DATASET EXTRACT start

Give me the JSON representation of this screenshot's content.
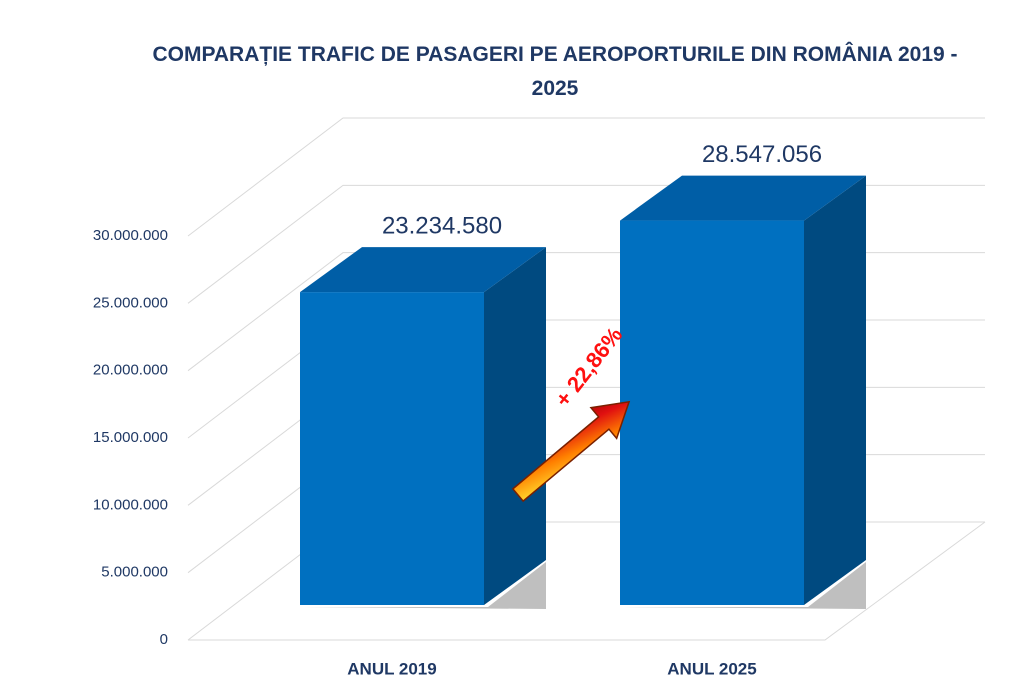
{
  "chart_data": {
    "type": "bar3d",
    "title": "COMPARAȚIE TRAFIC DE PASAGERI PE AEROPORTURILE DIN ROMÂNIA 2019 - 2025",
    "categories": [
      "ANUL 2019",
      "ANUL 2025"
    ],
    "values": [
      23234580,
      28547056
    ],
    "value_labels": [
      "23.234.580",
      "28.547.056"
    ],
    "color": "#0070c0",
    "ylim": [
      0,
      30000000
    ],
    "yticks": [
      0,
      {
        "value": 5000000,
        "label": "5.000.000"
      },
      {
        "value": 10000000,
        "label": "10.000.000"
      },
      {
        "value": 15000000,
        "label": "15.000.000"
      },
      {
        "value": 20000000,
        "label": "20.000.000"
      },
      {
        "value": 25000000,
        "label": "25.000.000"
      },
      {
        "value": 30000000,
        "label": "30.000.000"
      }
    ],
    "grid": true,
    "annotation": "+ 22,86%"
  }
}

DATASET EXTRACT end

» TASK BRIEF
Copy the material exactly. Do not include the pictures.

» EXPECTED ANSWER
Give me the JSON representation of this screenshot's content.
{
  "chart_data": {
    "type": "bar3d",
    "title": "COMPARAȚIE TRAFIC DE PASAGERI PE AEROPORTURILE DIN ROMÂNIA 2019 - 2025",
    "categories": [
      "ANUL 2019",
      "ANUL 2025"
    ],
    "values": [
      23234580,
      28547056
    ],
    "value_labels": [
      "23.234.580",
      "28.547.056"
    ],
    "color": "#0070c0",
    "ylim": [
      0,
      30000000
    ],
    "yticks": [
      0,
      {
        "value": 5000000,
        "label": "5.000.000"
      },
      {
        "value": 10000000,
        "label": "10.000.000"
      },
      {
        "value": 15000000,
        "label": "15.000.000"
      },
      {
        "value": 20000000,
        "label": "20.000.000"
      },
      {
        "value": 25000000,
        "label": "25.000.000"
      },
      {
        "value": 30000000,
        "label": "30.000.000"
      }
    ],
    "grid": true,
    "annotation": "+ 22,86%"
  }
}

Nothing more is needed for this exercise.